• Required task
Copy out the listing in full, exactly as written, but not its pictures.

..............................

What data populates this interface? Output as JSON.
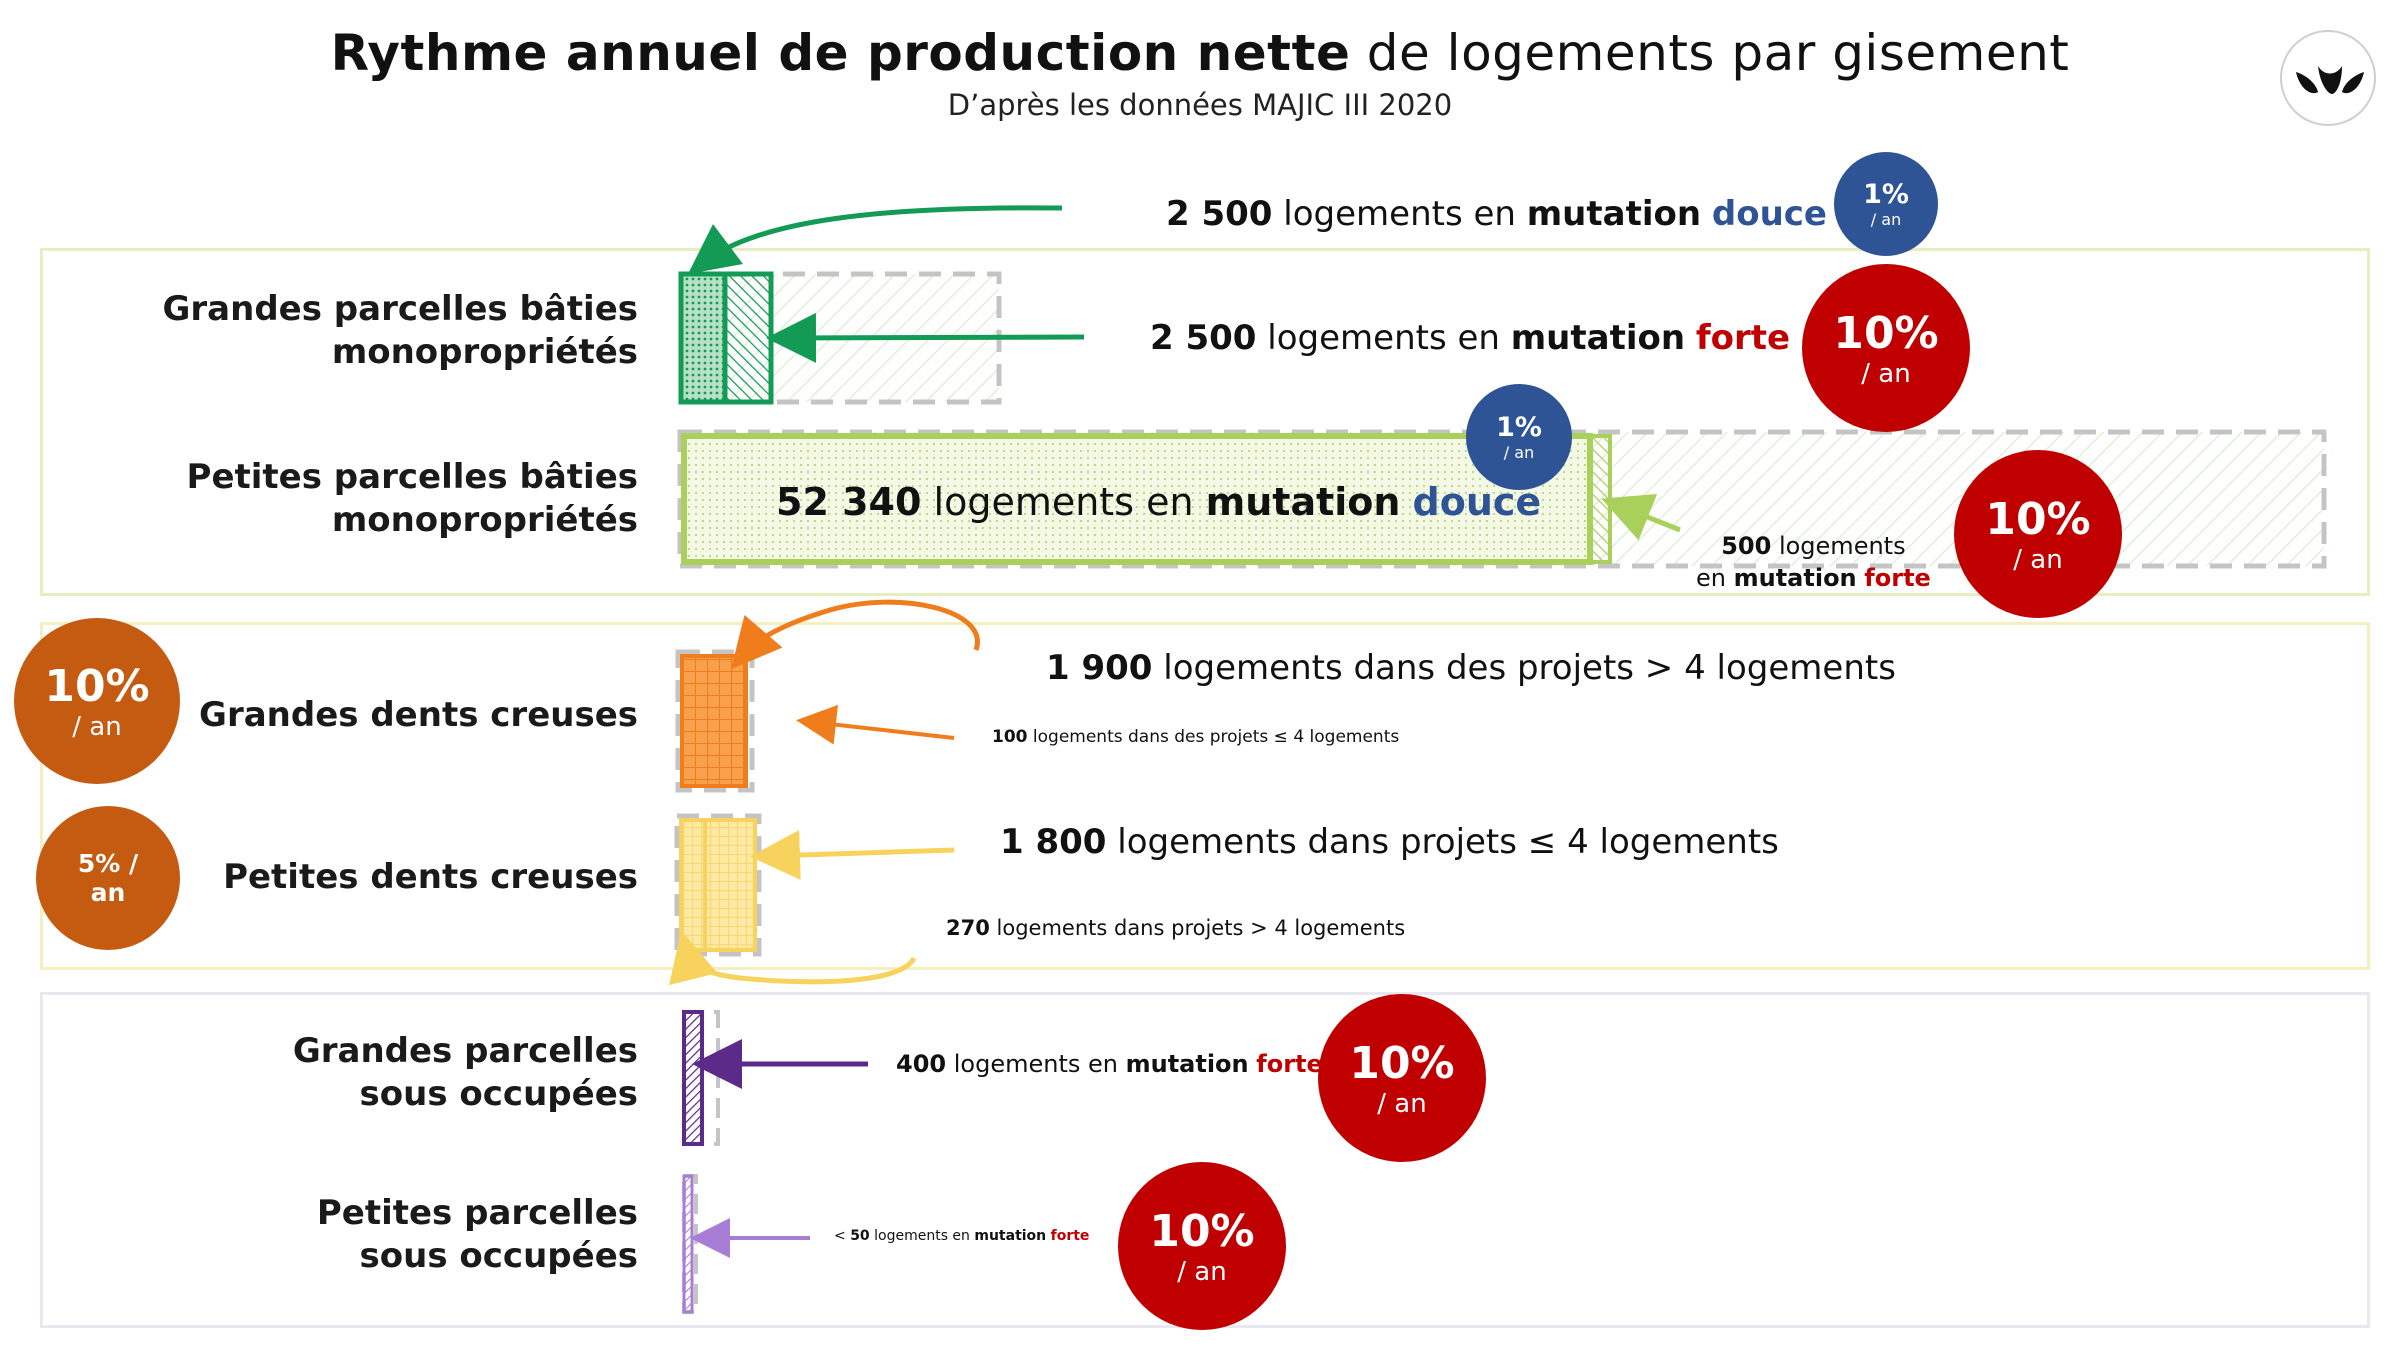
{
  "header": {
    "title_bold": "Rythme annuel de production nette",
    "title_rest": " de logements par gisement",
    "subtitle": "D’après les données MAJIC III 2020"
  },
  "rows": {
    "grandes_baties": "Grandes parcelles bâties monopropriétés",
    "grandes_baties_l1": "Grandes parcelles bâties",
    "grandes_baties_l2": "monopropriétés",
    "petites_baties_l1": "Petites parcelles bâties",
    "petites_baties_l2": "monopropriétés",
    "grandes_dents": "Grandes dents creuses",
    "petites_dents": "Petites dents creuses",
    "grandes_sous_l1": "Grandes parcelles",
    "grandes_sous_l2": "sous occupées",
    "petites_sous_l1": "Petites parcelles",
    "petites_sous_l2": "sous occupées"
  },
  "annotations": {
    "a1_num": "2 500",
    "a1_mid": " logements en ",
    "a1_mut": "mutation",
    "a1_type": "douce",
    "a2_num": "2 500",
    "a2_mid": " logements en ",
    "a2_mut": "mutation",
    "a2_type": "forte",
    "a3_num": "52 340",
    "a3_mid": " logements en ",
    "a3_mut": "mutation",
    "a3_type": "douce",
    "a4_num": "500",
    "a4_l1": " logements",
    "a4_en": "en ",
    "a4_mut": "mutation",
    "a4_type": "forte",
    "a5_num": "1 900",
    "a5_rest": " logements dans des projets > 4 logements",
    "a6_num": "100",
    "a6_rest": " logements dans des projets ≤ 4 logements",
    "a7_num": "1 800",
    "a7_rest": " logements dans projets ≤ 4 logements",
    "a8_num": "270",
    "a8_rest": " logements dans projets > 4 logements",
    "a9_num": "400",
    "a9_mid": " logements en ",
    "a9_mut": "mutation",
    "a9_type": "forte",
    "a10_pre": "< ",
    "a10_num": "50",
    "a10_mid": " logements en ",
    "a10_mut": "mutation",
    "a10_type": "forte"
  },
  "rates": {
    "r_blue_1": {
      "pct": "1%",
      "unit": "/ an"
    },
    "r_red_1": {
      "pct": "10%",
      "unit": "/ an"
    },
    "r_blue_2": {
      "pct": "1%",
      "unit": "/ an"
    },
    "r_red_2": {
      "pct": "10%",
      "unit": "/ an"
    },
    "r_orange_1": {
      "pct": "10%",
      "unit": "/ an"
    },
    "r_orange_2": {
      "pct": "5% /",
      "unit": "an"
    },
    "r_red_3": {
      "pct": "10%",
      "unit": "/ an"
    },
    "r_red_4": {
      "pct": "10%",
      "unit": "/ an"
    }
  },
  "colors": {
    "green_dark": "#139b55",
    "green_light": "#a9d05b",
    "orange": "#f07d1b",
    "yellow": "#f7d25c",
    "purple": "#5b2b8a",
    "lavender": "#a87dd6",
    "blue": "#2e5496",
    "red": "#c00000",
    "rust": "#c55a11",
    "grey_dash": "#c4c4c4"
  },
  "logo_icon": "tulip-leaves-logo-icon"
}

..............................

• Problem solution
What data populates this interface? Output as JSON.
{
  "header": {
    "title_bold": "Rythme annuel de production nette",
    "title_rest": " de logements par gisement",
    "subtitle": "D’après les données MAJIC III 2020"
  },
  "rows": {
    "grandes_baties": "Grandes parcelles bâties monopropriétés",
    "grandes_baties_l1": "Grandes parcelles bâties",
    "grandes_baties_l2": "monopropriétés",
    "petites_baties_l1": "Petites parcelles bâties",
    "petites_baties_l2": "monopropriétés",
    "grandes_dents": "Grandes dents creuses",
    "petites_dents": "Petites dents creuses",
    "grandes_sous_l1": "Grandes parcelles",
    "grandes_sous_l2": "sous occupées",
    "petites_sous_l1": "Petites parcelles",
    "petites_sous_l2": "sous occupées"
  },
  "annotations": {
    "a1_num": "2 500",
    "a1_mid": " logements en ",
    "a1_mut": "mutation",
    "a1_type": "douce",
    "a2_num": "2 500",
    "a2_mid": " logements en ",
    "a2_mut": "mutation",
    "a2_type": "forte",
    "a3_num": "52 340",
    "a3_mid": " logements en ",
    "a3_mut": "mutation",
    "a3_type": "douce",
    "a4_num": "500",
    "a4_l1": " logements",
    "a4_en": "en ",
    "a4_mut": "mutation",
    "a4_type": "forte",
    "a5_num": "1 900",
    "a5_rest": " logements dans des projets > 4 logements",
    "a6_num": "100",
    "a6_rest": " logements dans des projets ≤ 4 logements",
    "a7_num": "1 800",
    "a7_rest": " logements dans projets ≤ 4 logements",
    "a8_num": "270",
    "a8_rest": " logements dans projets > 4 logements",
    "a9_num": "400",
    "a9_mid": " logements en ",
    "a9_mut": "mutation",
    "a9_type": "forte",
    "a10_pre": "< ",
    "a10_num": "50",
    "a10_mid": " logements en ",
    "a10_mut": "mutation",
    "a10_type": "forte"
  },
  "rates": {
    "r_blue_1": {
      "pct": "1%",
      "unit": "/ an"
    },
    "r_red_1": {
      "pct": "10%",
      "unit": "/ an"
    },
    "r_blue_2": {
      "pct": "1%",
      "unit": "/ an"
    },
    "r_red_2": {
      "pct": "10%",
      "unit": "/ an"
    },
    "r_orange_1": {
      "pct": "10%",
      "unit": "/ an"
    },
    "r_orange_2": {
      "pct": "5% /",
      "unit": "an"
    },
    "r_red_3": {
      "pct": "10%",
      "unit": "/ an"
    },
    "r_red_4": {
      "pct": "10%",
      "unit": "/ an"
    }
  },
  "colors": {
    "green_dark": "#139b55",
    "green_light": "#a9d05b",
    "orange": "#f07d1b",
    "yellow": "#f7d25c",
    "purple": "#5b2b8a",
    "lavender": "#a87dd6",
    "blue": "#2e5496",
    "red": "#c00000",
    "rust": "#c55a11",
    "grey_dash": "#c4c4c4"
  },
  "logo_icon": "tulip-leaves-logo-icon"
}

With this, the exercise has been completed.